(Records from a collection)
— begin —
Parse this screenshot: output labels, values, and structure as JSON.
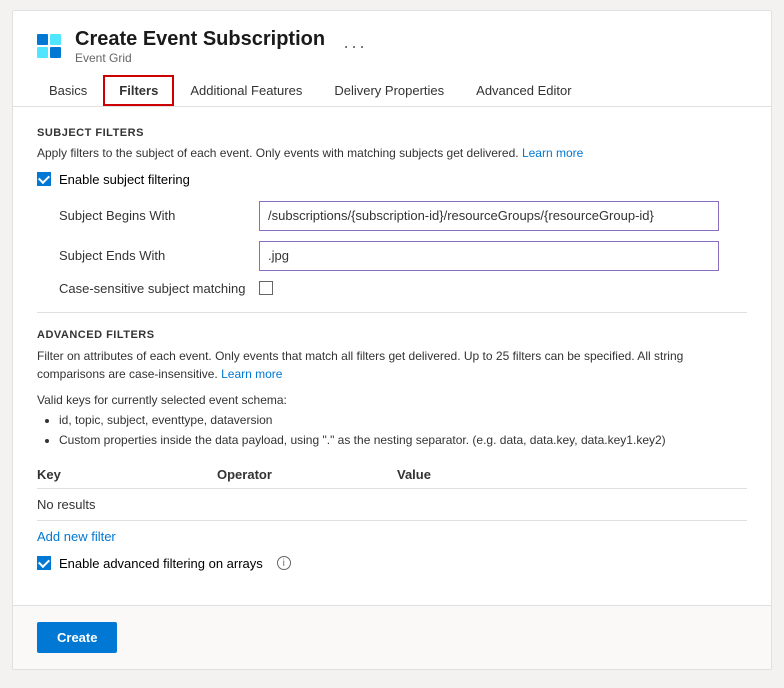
{
  "header": {
    "title": "Create Event Subscription",
    "subtitle": "Event Grid",
    "ellipsis": "···"
  },
  "tabs": [
    {
      "id": "basics",
      "label": "Basics",
      "active": false
    },
    {
      "id": "filters",
      "label": "Filters",
      "active": true
    },
    {
      "id": "additional-features",
      "label": "Additional Features",
      "active": false
    },
    {
      "id": "delivery-properties",
      "label": "Delivery Properties",
      "active": false
    },
    {
      "id": "advanced-editor",
      "label": "Advanced Editor",
      "active": false
    }
  ],
  "subject_filters": {
    "section_title": "SUBJECT FILTERS",
    "description": "Apply filters to the subject of each event. Only events with matching subjects get delivered.",
    "learn_more": "Learn more",
    "enable_label": "Enable subject filtering",
    "enable_checked": true,
    "begins_with_label": "Subject Begins With",
    "begins_with_value": "/subscriptions/{subscription-id}/resourceGroups/{resourceGroup-id}",
    "ends_with_label": "Subject Ends With",
    "ends_with_value": ".jpg",
    "case_sensitive_label": "Case-sensitive subject matching",
    "case_sensitive_checked": false
  },
  "advanced_filters": {
    "section_title": "ADVANCED FILTERS",
    "description": "Filter on attributes of each event. Only events that match all filters get delivered. Up to 25 filters can be specified. All string comparisons are case-insensitive.",
    "learn_more": "Learn more",
    "valid_keys_intro": "Valid keys for currently selected event schema:",
    "bullet_items": [
      "id, topic, subject, eventtype, dataversion",
      "Custom properties inside the data payload, using \".\" as the nesting separator. (e.g. data, data.key, data.key1.key2)"
    ],
    "table_columns": [
      "Key",
      "Operator",
      "Value"
    ],
    "no_results": "No results",
    "add_filter": "Add new filter",
    "enable_advanced_label": "Enable advanced filtering on arrays",
    "enable_advanced_checked": true
  },
  "footer": {
    "create_label": "Create"
  }
}
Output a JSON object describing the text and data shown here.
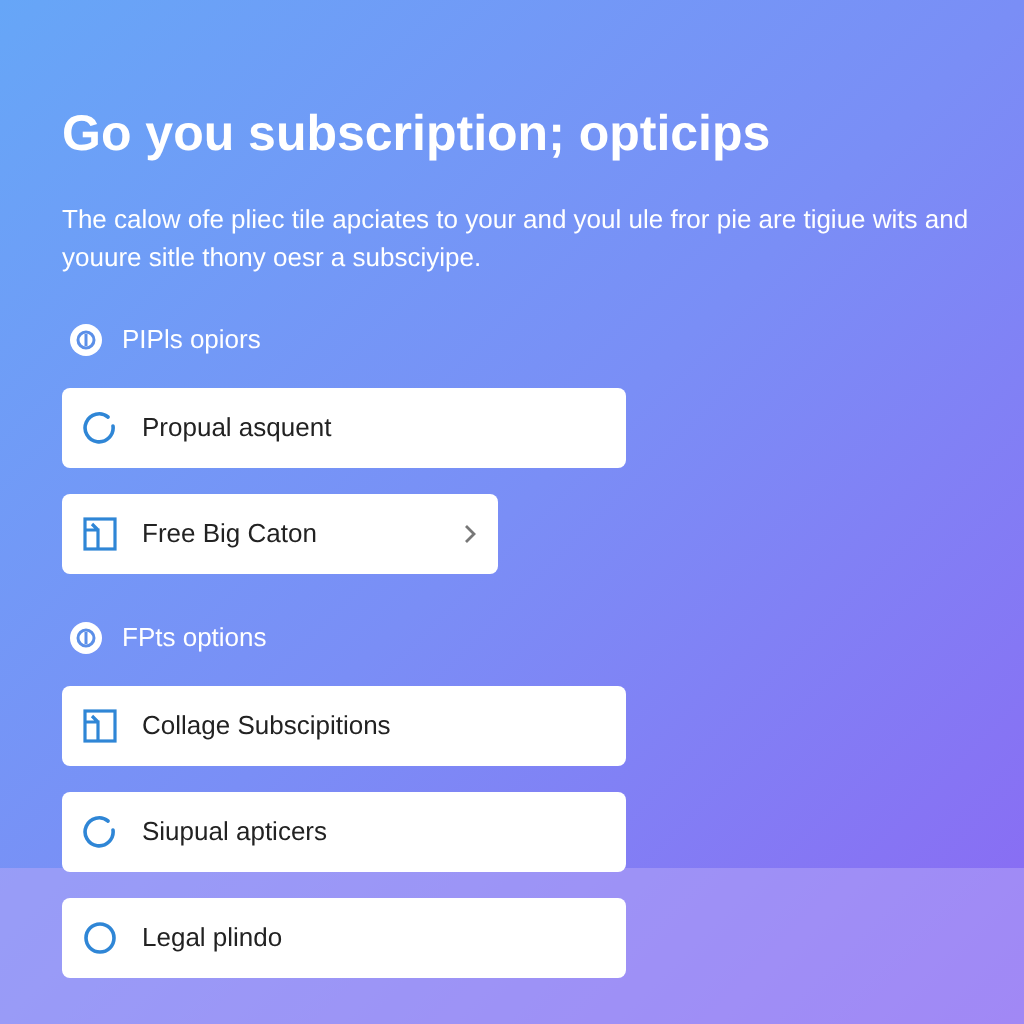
{
  "title": "Go you subscription; opticips",
  "description": "The calow ofe pliec tile apciates to your and youl ule fror pie are tigiue wits and youure sitle thony oesr a subsciyipe.",
  "sections": [
    {
      "heading": "PIPls opiors",
      "items": [
        {
          "label": "Propual asquent",
          "kind": "ring",
          "chevron": false
        },
        {
          "label": "Free Big Caton",
          "kind": "frame",
          "chevron": true
        }
      ]
    },
    {
      "heading": "FPts options",
      "items": [
        {
          "label": "Collage Subscipitions",
          "kind": "frame",
          "chevron": false
        },
        {
          "label": "Siupual apticers",
          "kind": "ring",
          "chevron": false
        },
        {
          "label": "Legal plindo",
          "kind": "circle",
          "chevron": false
        }
      ]
    }
  ]
}
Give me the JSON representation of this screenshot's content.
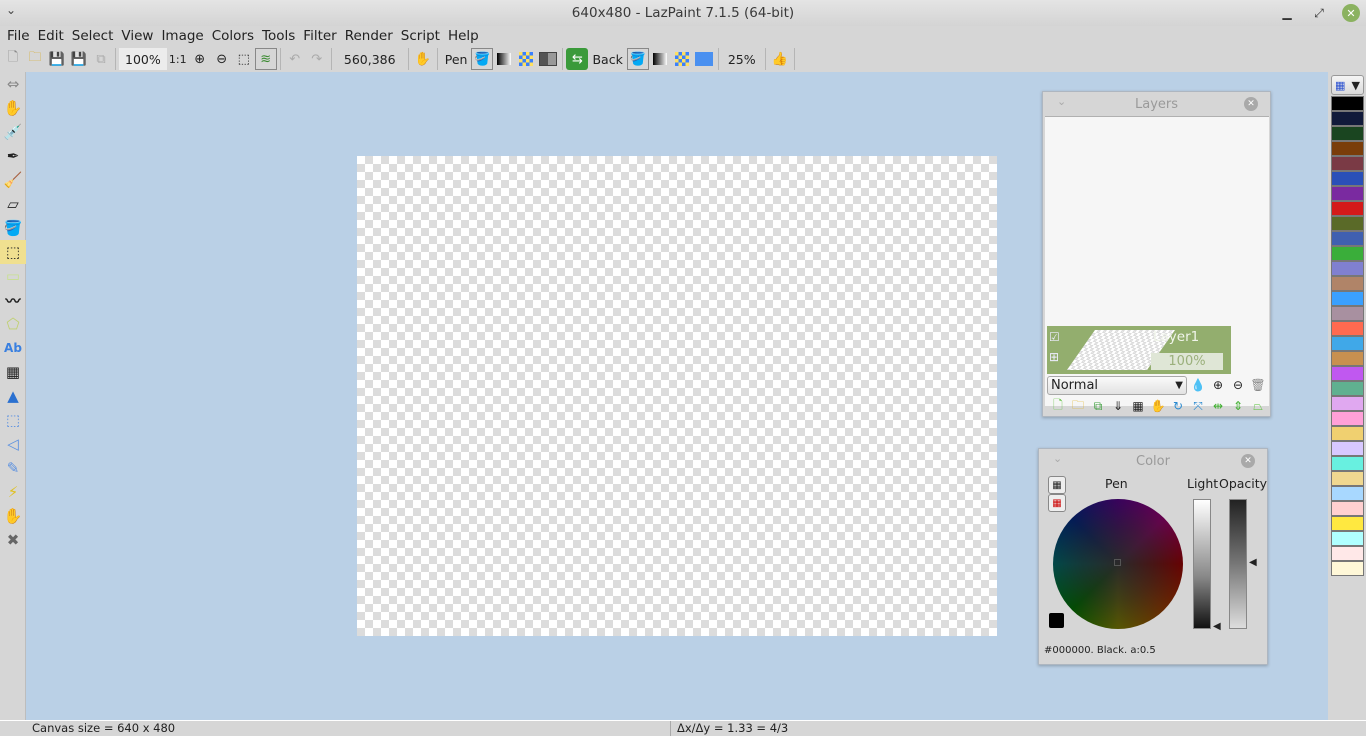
— end —
__Exercise task__: Read the entries and pick out all lines that include the word "Only".

__Correct response__:
    "description": "Apply filters to the subject of each event. Only events with matching subjects get delivered.",
    "description": "Filter on attributes of each event. Only events that match all filters get delivered. Up to 25 filters can be specified. All string comparisons are case-insensitive.",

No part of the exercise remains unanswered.